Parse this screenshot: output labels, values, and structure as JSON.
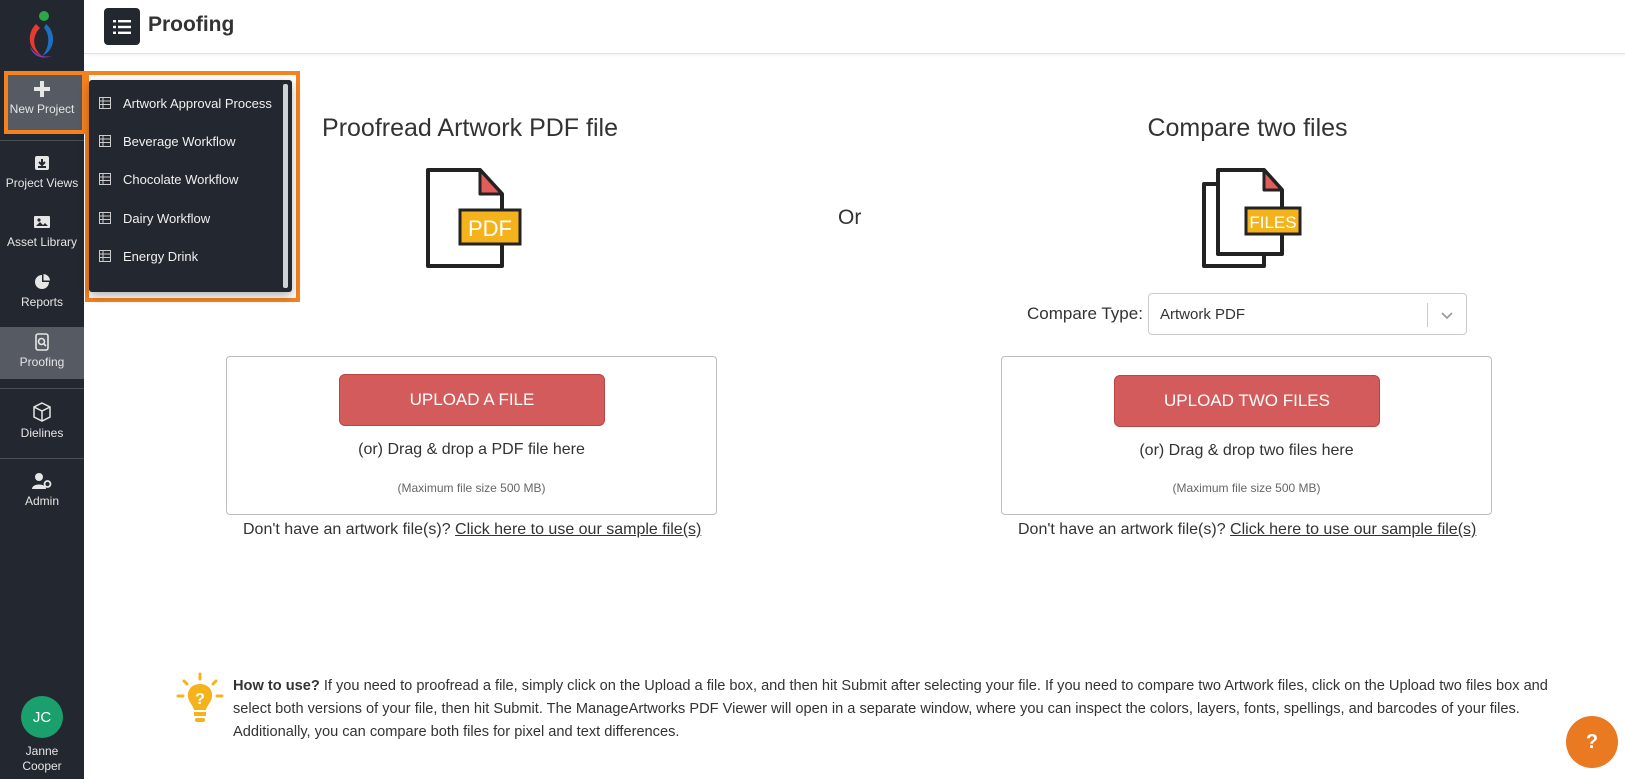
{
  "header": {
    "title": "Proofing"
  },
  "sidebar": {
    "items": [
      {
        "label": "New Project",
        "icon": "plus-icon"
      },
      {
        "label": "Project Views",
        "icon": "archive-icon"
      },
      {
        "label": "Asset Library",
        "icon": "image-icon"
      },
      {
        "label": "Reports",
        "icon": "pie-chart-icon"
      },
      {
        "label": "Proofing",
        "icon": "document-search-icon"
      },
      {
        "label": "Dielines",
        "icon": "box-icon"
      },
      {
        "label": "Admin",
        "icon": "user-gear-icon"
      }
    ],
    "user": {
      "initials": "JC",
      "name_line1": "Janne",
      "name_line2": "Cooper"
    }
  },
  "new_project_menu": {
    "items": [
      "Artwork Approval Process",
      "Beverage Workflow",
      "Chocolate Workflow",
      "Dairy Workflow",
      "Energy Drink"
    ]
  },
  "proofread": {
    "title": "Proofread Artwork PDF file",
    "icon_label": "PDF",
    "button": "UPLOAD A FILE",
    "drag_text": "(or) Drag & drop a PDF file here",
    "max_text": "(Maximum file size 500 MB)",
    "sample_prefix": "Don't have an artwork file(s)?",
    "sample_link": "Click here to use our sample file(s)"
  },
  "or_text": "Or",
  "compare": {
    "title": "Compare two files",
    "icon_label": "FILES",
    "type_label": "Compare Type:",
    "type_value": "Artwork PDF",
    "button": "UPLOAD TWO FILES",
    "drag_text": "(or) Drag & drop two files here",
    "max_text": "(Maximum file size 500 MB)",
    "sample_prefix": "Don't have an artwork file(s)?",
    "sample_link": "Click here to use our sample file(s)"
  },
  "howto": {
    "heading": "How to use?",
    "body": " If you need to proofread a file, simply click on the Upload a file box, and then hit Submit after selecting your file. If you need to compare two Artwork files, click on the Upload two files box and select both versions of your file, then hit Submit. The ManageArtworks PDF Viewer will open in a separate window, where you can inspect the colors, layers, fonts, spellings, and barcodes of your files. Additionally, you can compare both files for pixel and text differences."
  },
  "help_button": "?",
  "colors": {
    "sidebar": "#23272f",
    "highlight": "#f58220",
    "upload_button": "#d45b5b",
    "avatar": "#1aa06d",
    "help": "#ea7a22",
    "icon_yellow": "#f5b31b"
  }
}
--
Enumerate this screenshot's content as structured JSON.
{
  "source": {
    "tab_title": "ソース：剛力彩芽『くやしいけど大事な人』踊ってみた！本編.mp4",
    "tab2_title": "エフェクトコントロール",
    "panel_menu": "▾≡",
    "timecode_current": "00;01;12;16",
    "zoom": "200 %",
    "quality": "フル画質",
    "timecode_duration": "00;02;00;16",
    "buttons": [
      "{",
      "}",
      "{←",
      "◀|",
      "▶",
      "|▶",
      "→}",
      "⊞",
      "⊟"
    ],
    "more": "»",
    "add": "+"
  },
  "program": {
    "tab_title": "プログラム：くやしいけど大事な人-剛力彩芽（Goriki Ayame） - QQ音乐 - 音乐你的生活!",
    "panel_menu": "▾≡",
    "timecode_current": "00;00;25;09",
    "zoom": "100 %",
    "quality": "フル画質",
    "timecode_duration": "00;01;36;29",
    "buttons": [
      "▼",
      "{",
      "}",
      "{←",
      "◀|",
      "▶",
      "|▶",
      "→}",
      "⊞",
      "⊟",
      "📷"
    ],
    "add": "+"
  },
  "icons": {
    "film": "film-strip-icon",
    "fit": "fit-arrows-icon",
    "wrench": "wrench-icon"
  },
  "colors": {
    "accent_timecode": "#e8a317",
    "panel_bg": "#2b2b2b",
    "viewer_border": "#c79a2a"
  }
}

**WHAT TO WORK ON:**
Count the lines in the entries above that include the string "Drag", then give only that figure.

**FINAL ANSWER:**
2